==== Available records
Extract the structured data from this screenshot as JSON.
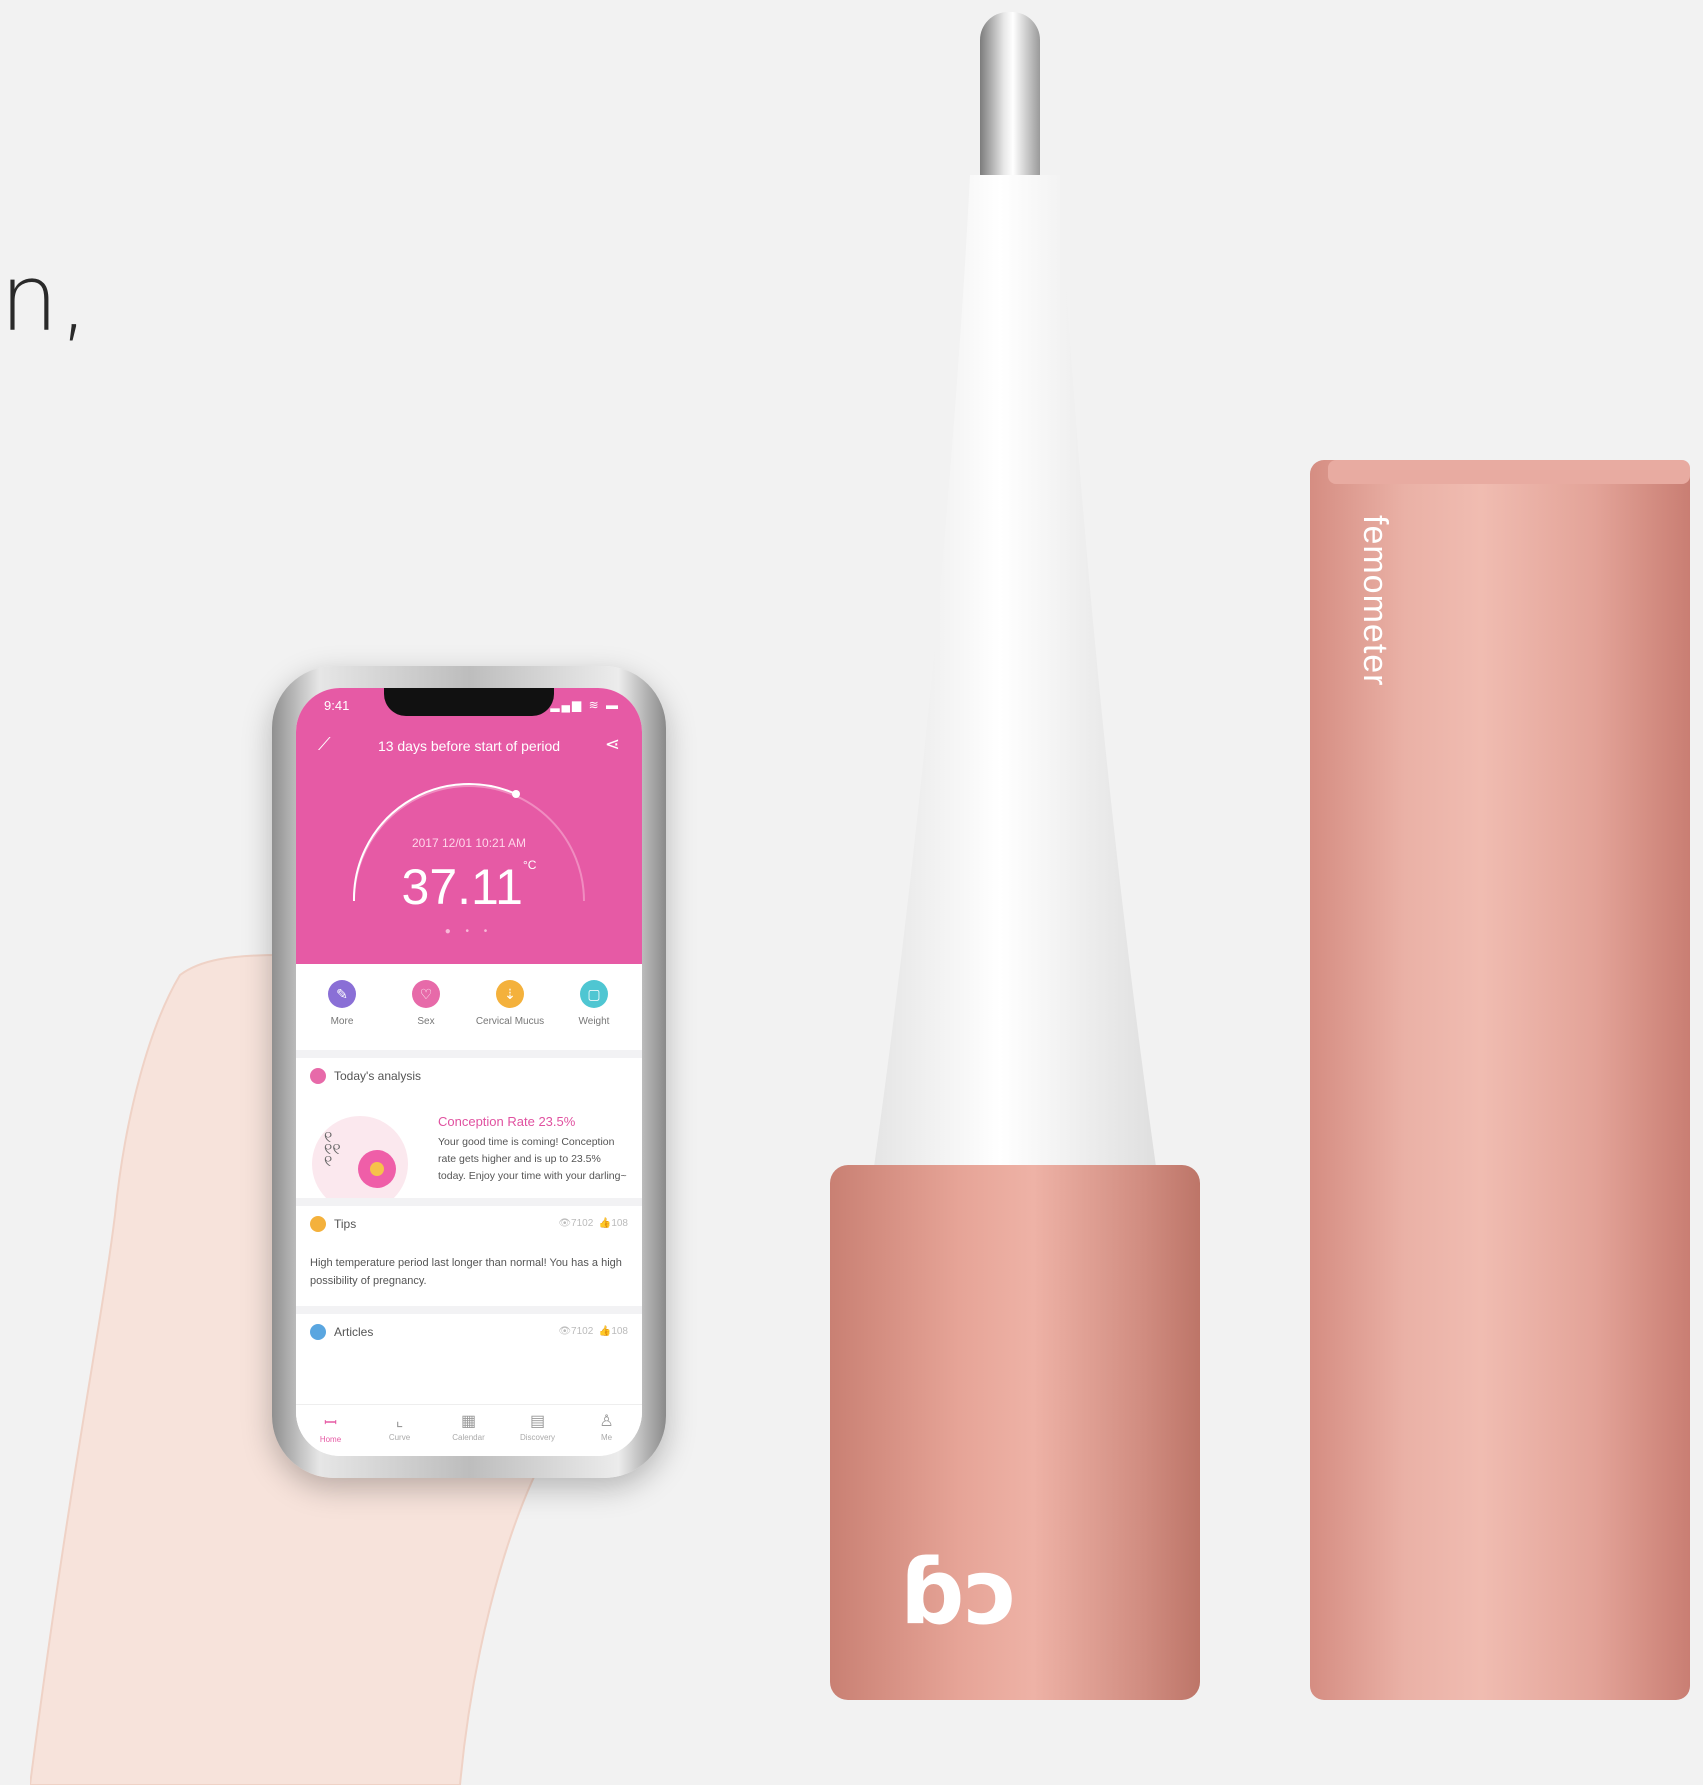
{
  "fragment_text": "n,",
  "app": {
    "status_time": "9:41",
    "status_icons": "▂▄▆ ≋ ▬",
    "header_title": "13 days before start of period",
    "measure_datetime": "2017 12/01 10:21 AM",
    "temperature": "37.11",
    "temperature_unit": "°C",
    "quick_actions": [
      {
        "label": "More",
        "icon": "note-icon",
        "color": "#8a6fd6"
      },
      {
        "label": "Sex",
        "icon": "heart-icon",
        "color": "#e76aa9"
      },
      {
        "label": "Cervical Mucus",
        "icon": "drop-icon",
        "color": "#f4b13c"
      },
      {
        "label": "Weight",
        "icon": "scale-icon",
        "color": "#4fc6d2"
      }
    ],
    "analysis": {
      "heading": "Today's analysis",
      "title": "Conception Rate  23.5%",
      "body": "Your good time is coming! Conception rate gets higher and is up to 23.5% today. Enjoy your time with your darling~"
    },
    "tips": {
      "heading": "Tips",
      "views": "7102",
      "likes": "108",
      "body": "High temperature period last longer than normal!  You has a high possibility of pregnancy."
    },
    "articles": {
      "heading": "Articles",
      "views": "7102",
      "likes": "108"
    },
    "tabs": [
      {
        "label": "Home",
        "icon": "home-icon",
        "glyph": "ꟷ"
      },
      {
        "label": "Curve",
        "icon": "chart-icon",
        "glyph": "⌞"
      },
      {
        "label": "Calendar",
        "icon": "calendar-icon",
        "glyph": "▦"
      },
      {
        "label": "Discovery",
        "icon": "discovery-icon",
        "glyph": "▤"
      },
      {
        "label": "Me",
        "icon": "user-icon",
        "glyph": "♙"
      }
    ]
  },
  "product": {
    "brand_text": "femometer",
    "logo_text": "ɓɔ"
  },
  "colors": {
    "app_pink": "#e65aa5",
    "rose_gold": "#e6a497",
    "background": "#f2f2f2"
  }
}
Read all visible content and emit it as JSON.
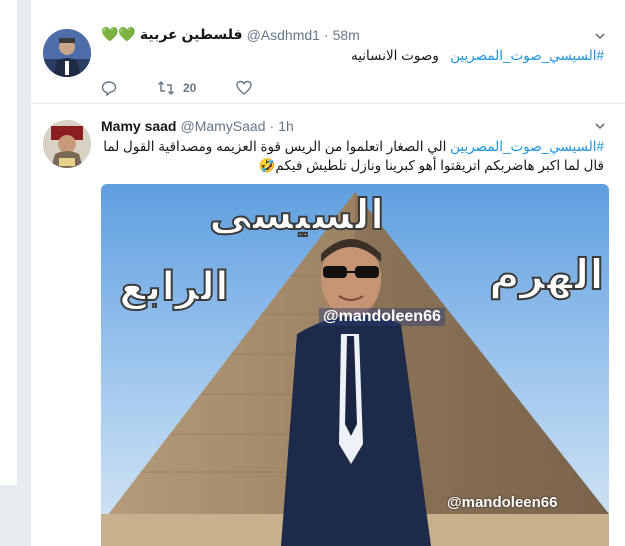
========
Problem details
Reproduce the material above in full and without alteration, but skip all pictures.

Solution to the problem
Extract the structured data from this screenshot as JSON.
{
  "fragment_text": "n,",
  "app": {
    "status_time": "9:41",
    "status_icons": "▂▄▆ ≋ ▬",
    "header_title": "13 days before start of period",
    "measure_datetime": "2017 12/01 10:21 AM",
    "temperature": "37.11",
    "temperature_unit": "°C",
    "quick_actions": [
      {
        "label": "More",
        "icon": "note-icon",
        "color": "#8a6fd6"
      },
      {
        "label": "Sex",
        "icon": "heart-icon",
        "color": "#e76aa9"
      },
      {
        "label": "Cervical Mucus",
        "icon": "drop-icon",
        "color": "#f4b13c"
      },
      {
        "label": "Weight",
        "icon": "scale-icon",
        "color": "#4fc6d2"
      }
    ],
    "analysis": {
      "heading": "Today's analysis",
      "title": "Conception Rate  23.5%",
      "body": "Your good time is coming! Conception rate gets higher and is up to 23.5% today. Enjoy your time with your darling~"
    },
    "tips": {
      "heading": "Tips",
      "views": "7102",
      "likes": "108",
      "body": "High temperature period last longer than normal!  You has a high possibility of pregnancy."
    },
    "articles": {
      "heading": "Articles",
      "views": "7102",
      "likes": "108"
    },
    "tabs": [
      {
        "label": "Home",
        "icon": "home-icon",
        "glyph": "ꟷ"
      },
      {
        "label": "Curve",
        "icon": "chart-icon",
        "glyph": "⌞"
      },
      {
        "label": "Calendar",
        "icon": "calendar-icon",
        "glyph": "▦"
      },
      {
        "label": "Discovery",
        "icon": "discovery-icon",
        "glyph": "▤"
      },
      {
        "label": "Me",
        "icon": "user-icon",
        "glyph": "♙"
      }
    ]
  },
  "product": {
    "brand_text": "femometer",
    "logo_text": "ɓɔ"
  },
  "colors": {
    "app_pink": "#e65aa5",
    "rose_gold": "#e6a497",
    "background": "#f2f2f2"
  }
}
Read all visible content and emit it as JSON.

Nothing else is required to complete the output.